* [Work required]: Return the records, each one exactly as written.

* [Material provided]:
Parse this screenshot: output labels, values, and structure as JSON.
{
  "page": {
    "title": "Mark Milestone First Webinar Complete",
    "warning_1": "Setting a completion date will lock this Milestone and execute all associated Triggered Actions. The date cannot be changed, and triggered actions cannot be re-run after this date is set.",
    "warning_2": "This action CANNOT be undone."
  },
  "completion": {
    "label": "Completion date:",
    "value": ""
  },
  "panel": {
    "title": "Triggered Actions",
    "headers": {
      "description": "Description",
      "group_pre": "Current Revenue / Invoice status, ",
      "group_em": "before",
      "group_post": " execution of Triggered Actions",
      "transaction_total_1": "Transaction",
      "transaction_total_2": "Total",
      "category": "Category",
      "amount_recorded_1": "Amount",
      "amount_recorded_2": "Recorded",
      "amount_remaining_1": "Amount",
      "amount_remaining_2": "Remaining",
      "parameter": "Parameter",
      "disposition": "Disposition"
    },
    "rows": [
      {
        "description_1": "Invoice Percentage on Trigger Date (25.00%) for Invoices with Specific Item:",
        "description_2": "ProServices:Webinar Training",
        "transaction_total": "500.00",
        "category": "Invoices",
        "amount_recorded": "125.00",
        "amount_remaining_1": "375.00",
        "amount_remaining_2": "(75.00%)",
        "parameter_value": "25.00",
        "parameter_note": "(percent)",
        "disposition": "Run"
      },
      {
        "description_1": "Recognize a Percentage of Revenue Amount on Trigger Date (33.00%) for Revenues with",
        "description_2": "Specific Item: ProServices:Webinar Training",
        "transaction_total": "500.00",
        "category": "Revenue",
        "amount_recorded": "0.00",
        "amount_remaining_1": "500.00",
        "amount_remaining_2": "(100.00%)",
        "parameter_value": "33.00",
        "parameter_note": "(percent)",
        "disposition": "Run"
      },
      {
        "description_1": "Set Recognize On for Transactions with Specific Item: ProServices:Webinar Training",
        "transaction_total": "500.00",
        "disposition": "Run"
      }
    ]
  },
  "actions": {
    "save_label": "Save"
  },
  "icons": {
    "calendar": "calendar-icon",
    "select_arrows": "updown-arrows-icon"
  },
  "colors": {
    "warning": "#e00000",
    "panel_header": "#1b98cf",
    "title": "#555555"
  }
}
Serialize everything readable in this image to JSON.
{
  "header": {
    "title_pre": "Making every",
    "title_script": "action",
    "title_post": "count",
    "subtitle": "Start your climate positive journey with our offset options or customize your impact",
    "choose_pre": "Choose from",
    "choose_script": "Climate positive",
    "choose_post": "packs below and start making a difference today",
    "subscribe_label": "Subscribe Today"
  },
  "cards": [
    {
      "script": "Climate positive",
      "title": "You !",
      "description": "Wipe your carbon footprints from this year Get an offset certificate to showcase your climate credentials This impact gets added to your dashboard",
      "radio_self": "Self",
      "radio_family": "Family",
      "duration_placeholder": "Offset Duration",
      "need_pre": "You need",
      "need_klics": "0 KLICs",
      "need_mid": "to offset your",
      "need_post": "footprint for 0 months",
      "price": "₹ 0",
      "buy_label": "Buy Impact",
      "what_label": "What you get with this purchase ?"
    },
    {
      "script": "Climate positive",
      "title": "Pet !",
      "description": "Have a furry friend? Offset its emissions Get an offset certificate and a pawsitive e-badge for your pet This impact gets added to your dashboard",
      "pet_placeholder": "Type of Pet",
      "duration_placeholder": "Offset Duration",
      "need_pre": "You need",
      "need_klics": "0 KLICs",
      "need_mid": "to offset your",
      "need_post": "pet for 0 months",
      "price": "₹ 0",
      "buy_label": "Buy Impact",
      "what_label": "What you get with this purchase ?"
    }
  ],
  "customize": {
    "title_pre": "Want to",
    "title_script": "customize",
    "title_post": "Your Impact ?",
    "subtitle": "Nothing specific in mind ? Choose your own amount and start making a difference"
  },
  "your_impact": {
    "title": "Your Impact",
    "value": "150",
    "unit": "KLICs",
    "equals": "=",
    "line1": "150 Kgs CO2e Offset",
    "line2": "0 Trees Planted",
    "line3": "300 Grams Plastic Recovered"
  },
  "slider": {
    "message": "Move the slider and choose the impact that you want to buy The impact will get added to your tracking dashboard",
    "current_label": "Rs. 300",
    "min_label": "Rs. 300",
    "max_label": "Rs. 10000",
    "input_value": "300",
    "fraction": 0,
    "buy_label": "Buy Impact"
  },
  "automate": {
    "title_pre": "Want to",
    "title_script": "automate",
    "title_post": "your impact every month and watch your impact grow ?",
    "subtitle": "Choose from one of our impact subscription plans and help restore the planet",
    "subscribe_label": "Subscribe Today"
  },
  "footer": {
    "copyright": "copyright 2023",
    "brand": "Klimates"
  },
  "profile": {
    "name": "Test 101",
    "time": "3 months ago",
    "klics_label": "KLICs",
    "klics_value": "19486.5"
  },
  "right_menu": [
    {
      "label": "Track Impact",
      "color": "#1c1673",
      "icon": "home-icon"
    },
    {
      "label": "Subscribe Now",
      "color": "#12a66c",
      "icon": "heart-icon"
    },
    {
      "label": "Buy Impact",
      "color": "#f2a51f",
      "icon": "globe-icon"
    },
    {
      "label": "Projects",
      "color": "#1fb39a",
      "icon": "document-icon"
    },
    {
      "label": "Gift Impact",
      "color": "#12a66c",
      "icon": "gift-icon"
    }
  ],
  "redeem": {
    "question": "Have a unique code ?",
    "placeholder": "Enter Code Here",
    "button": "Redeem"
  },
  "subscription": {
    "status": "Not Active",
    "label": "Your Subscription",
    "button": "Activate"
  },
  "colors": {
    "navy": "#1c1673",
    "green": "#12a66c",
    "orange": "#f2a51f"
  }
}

* [The solution]:
Parse this screenshot: output labels, values, and structure as JSON.
{
  "page": {
    "title": "Mark Milestone First Webinar Complete",
    "warning_1": "Setting a completion date will lock this Milestone and execute all associated Triggered Actions. The date cannot be changed, and triggered actions cannot be re-run after this date is set.",
    "warning_2": "This action CANNOT be undone."
  },
  "completion": {
    "label": "Completion date:",
    "value": ""
  },
  "panel": {
    "title": "Triggered Actions",
    "headers": {
      "description": "Description",
      "group_pre": "Current Revenue / Invoice status, ",
      "group_em": "before",
      "group_post": " execution of Triggered Actions",
      "transaction_total_1": "Transaction",
      "transaction_total_2": "Total",
      "category": "Category",
      "amount_recorded_1": "Amount",
      "amount_recorded_2": "Recorded",
      "amount_remaining_1": "Amount",
      "amount_remaining_2": "Remaining",
      "parameter": "Parameter",
      "disposition": "Disposition"
    },
    "rows": [
      {
        "description_1": "Invoice Percentage on Trigger Date (25.00%) for Invoices with Specific Item:",
        "description_2": "ProServices:Webinar Training",
        "transaction_total": "500.00",
        "category": "Invoices",
        "amount_recorded": "125.00",
        "amount_remaining_1": "375.00",
        "amount_remaining_2": "(75.00%)",
        "parameter_value": "25.00",
        "parameter_note": "(percent)",
        "disposition": "Run"
      },
      {
        "description_1": "Recognize a Percentage of Revenue Amount on Trigger Date (33.00%) for Revenues with",
        "description_2": "Specific Item: ProServices:Webinar Training",
        "transaction_total": "500.00",
        "category": "Revenue",
        "amount_recorded": "0.00",
        "amount_remaining_1": "500.00",
        "amount_remaining_2": "(100.00%)",
        "parameter_value": "33.00",
        "parameter_note": "(percent)",
        "disposition": "Run"
      },
      {
        "description_1": "Set Recognize On for Transactions with Specific Item: ProServices:Webinar Training",
        "transaction_total": "500.00",
        "disposition": "Run"
      }
    ]
  },
  "actions": {
    "save_label": "Save"
  },
  "icons": {
    "calendar": "calendar-icon",
    "select_arrows": "updown-arrows-icon"
  },
  "colors": {
    "warning": "#e00000",
    "panel_header": "#1b98cf",
    "title": "#555555"
  }
}
Serialize everything readable in this image to JSON.
{
  "header": {
    "title_pre": "Making every",
    "title_script": "action",
    "title_post": "count",
    "subtitle": "Start your climate positive journey with our offset options or customize your impact",
    "choose_pre": "Choose from",
    "choose_script": "Climate positive",
    "choose_post": "packs below and start making a difference today",
    "subscribe_label": "Subscribe Today"
  },
  "cards": [
    {
      "script": "Climate positive",
      "title": "You !",
      "description": "Wipe your carbon footprints from this year Get an offset certificate to showcase your climate credentials This impact gets added to your dashboard",
      "radio_self": "Self",
      "radio_family": "Family",
      "duration_placeholder": "Offset Duration",
      "need_pre": "You need",
      "need_klics": "0 KLICs",
      "need_mid": "to offset your",
      "need_post": "footprint for 0 months",
      "price": "₹ 0",
      "buy_label": "Buy Impact",
      "what_label": "What you get with this purchase ?"
    },
    {
      "script": "Climate positive",
      "title": "Pet !",
      "description": "Have a furry friend? Offset its emissions Get an offset certificate and a pawsitive e-badge for your pet This impact gets added to your dashboard",
      "pet_placeholder": "Type of Pet",
      "duration_placeholder": "Offset Duration",
      "need_pre": "You need",
      "need_klics": "0 KLICs",
      "need_mid": "to offset your",
      "need_post": "pet for 0 months",
      "price": "₹ 0",
      "buy_label": "Buy Impact",
      "what_label": "What you get with this purchase ?"
    }
  ],
  "customize": {
    "title_pre": "Want to",
    "title_script": "customize",
    "title_post": "Your Impact ?",
    "subtitle": "Nothing specific in mind ? Choose your own amount and start making a difference"
  },
  "your_impact": {
    "title": "Your Impact",
    "value": "150",
    "unit": "KLICs",
    "equals": "=",
    "line1": "150 Kgs CO2e Offset",
    "line2": "0 Trees Planted",
    "line3": "300 Grams Plastic Recovered"
  },
  "slider": {
    "message": "Move the slider and choose the impact that you want to buy The impact will get added to your tracking dashboard",
    "current_label": "Rs. 300",
    "min_label": "Rs. 300",
    "max_label": "Rs. 10000",
    "input_value": "300",
    "fraction": 0,
    "buy_label": "Buy Impact"
  },
  "automate": {
    "title_pre": "Want to",
    "title_script": "automate",
    "title_post": "your impact every month and watch your impact grow ?",
    "subtitle": "Choose from one of our impact subscription plans and help restore the planet",
    "subscribe_label": "Subscribe Today"
  },
  "footer": {
    "copyright": "copyright 2023",
    "brand": "Klimates"
  },
  "profile": {
    "name": "Test 101",
    "time": "3 months ago",
    "klics_label": "KLICs",
    "klics_value": "19486.5"
  },
  "right_menu": [
    {
      "label": "Track Impact",
      "color": "#1c1673",
      "icon": "home-icon"
    },
    {
      "label": "Subscribe Now",
      "color": "#12a66c",
      "icon": "heart-icon"
    },
    {
      "label": "Buy Impact",
      "color": "#f2a51f",
      "icon": "globe-icon"
    },
    {
      "label": "Projects",
      "color": "#1fb39a",
      "icon": "document-icon"
    },
    {
      "label": "Gift Impact",
      "color": "#12a66c",
      "icon": "gift-icon"
    }
  ],
  "redeem": {
    "question": "Have a unique code ?",
    "placeholder": "Enter Code Here",
    "button": "Redeem"
  },
  "subscription": {
    "status": "Not Active",
    "label": "Your Subscription",
    "button": "Activate"
  },
  "colors": {
    "navy": "#1c1673",
    "green": "#12a66c",
    "orange": "#f2a51f"
  }
}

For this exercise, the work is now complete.